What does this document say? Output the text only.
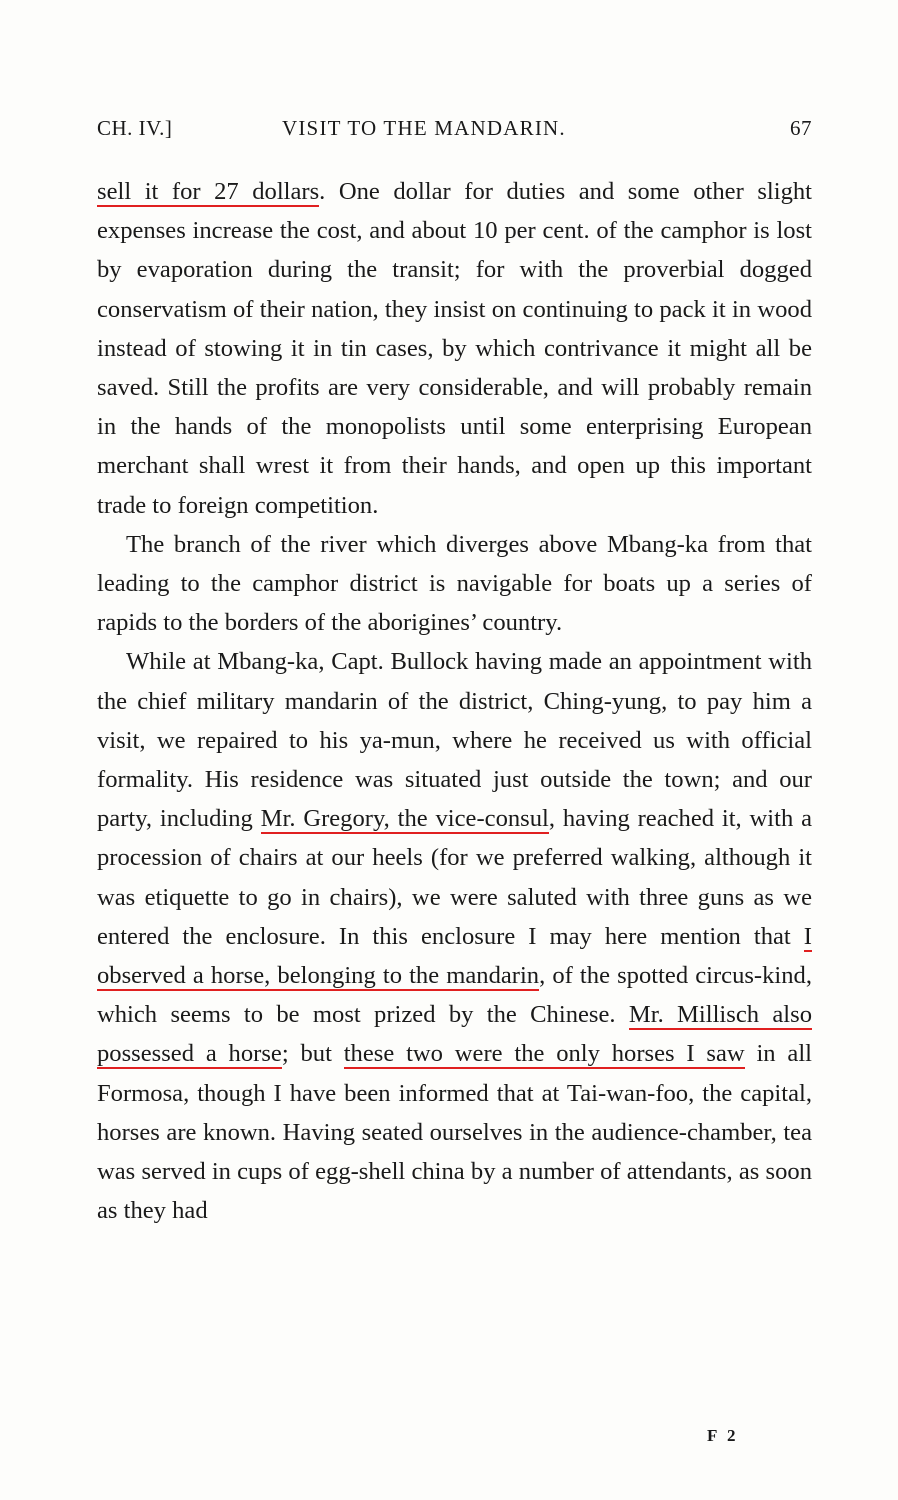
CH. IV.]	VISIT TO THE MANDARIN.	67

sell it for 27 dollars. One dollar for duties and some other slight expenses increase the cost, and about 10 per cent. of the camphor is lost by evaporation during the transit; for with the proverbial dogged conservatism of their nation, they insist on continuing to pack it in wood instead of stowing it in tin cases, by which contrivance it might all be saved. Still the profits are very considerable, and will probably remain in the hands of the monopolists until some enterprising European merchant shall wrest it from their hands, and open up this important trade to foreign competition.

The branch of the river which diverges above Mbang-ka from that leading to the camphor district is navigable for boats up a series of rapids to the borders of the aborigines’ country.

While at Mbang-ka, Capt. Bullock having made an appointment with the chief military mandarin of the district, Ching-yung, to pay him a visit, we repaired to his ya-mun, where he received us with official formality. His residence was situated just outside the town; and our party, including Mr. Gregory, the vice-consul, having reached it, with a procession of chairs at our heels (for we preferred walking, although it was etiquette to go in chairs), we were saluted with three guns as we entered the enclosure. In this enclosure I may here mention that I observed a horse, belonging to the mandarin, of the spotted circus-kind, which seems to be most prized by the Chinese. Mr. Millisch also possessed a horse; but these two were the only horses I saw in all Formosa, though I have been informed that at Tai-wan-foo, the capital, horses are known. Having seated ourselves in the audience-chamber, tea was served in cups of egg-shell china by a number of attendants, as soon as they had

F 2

***

→ Task requirements
Reproduce all of the data exactly, omitting each picture it holds.

→ Exercise response
What does this document say? Output the text only.
CH. IV.]	VISIT TO THE MANDARIN.	67

sell it for 27 dollars. One dollar for duties and some other slight expenses increase the cost, and about 10 per cent. of the camphor is lost by evaporation during the transit; for with the proverbial dogged conservatism of their nation, they insist on continuing to pack it in wood instead of stowing it in tin cases, by which contrivance it might all be saved. Still the profits are very considerable, and will probably remain in the hands of the monopolists until some enterprising European merchant shall wrest it from their hands, and open up this important trade to foreign competition.

The branch of the river which diverges above Mbang-ka from that leading to the camphor district is navigable for boats up a series of rapids to the borders of the aborigines’ country.

While at Mbang-ka, Capt. Bullock having made an appointment with the chief military mandarin of the district, Ching-yung, to pay him a visit, we repaired to his ya-mun, where he received us with official formality. His residence was situated just outside the town; and our party, including Mr. Gregory, the vice-consul, having reached it, with a procession of chairs at our heels (for we preferred walking, although it was etiquette to go in chairs), we were saluted with three guns as we entered the enclosure. In this enclosure I may here mention that I observed a horse, belonging to the mandarin, of the spotted circus-kind, which seems to be most prized by the Chinese. Mr. Millisch also possessed a horse; but these two were the only horses I saw in all Formosa, though I have been informed that at Tai-wan-foo, the capital, horses are known. Having seated ourselves in the audience-chamber, tea was served in cups of egg-shell china by a number of attendants, as soon as they had

F 2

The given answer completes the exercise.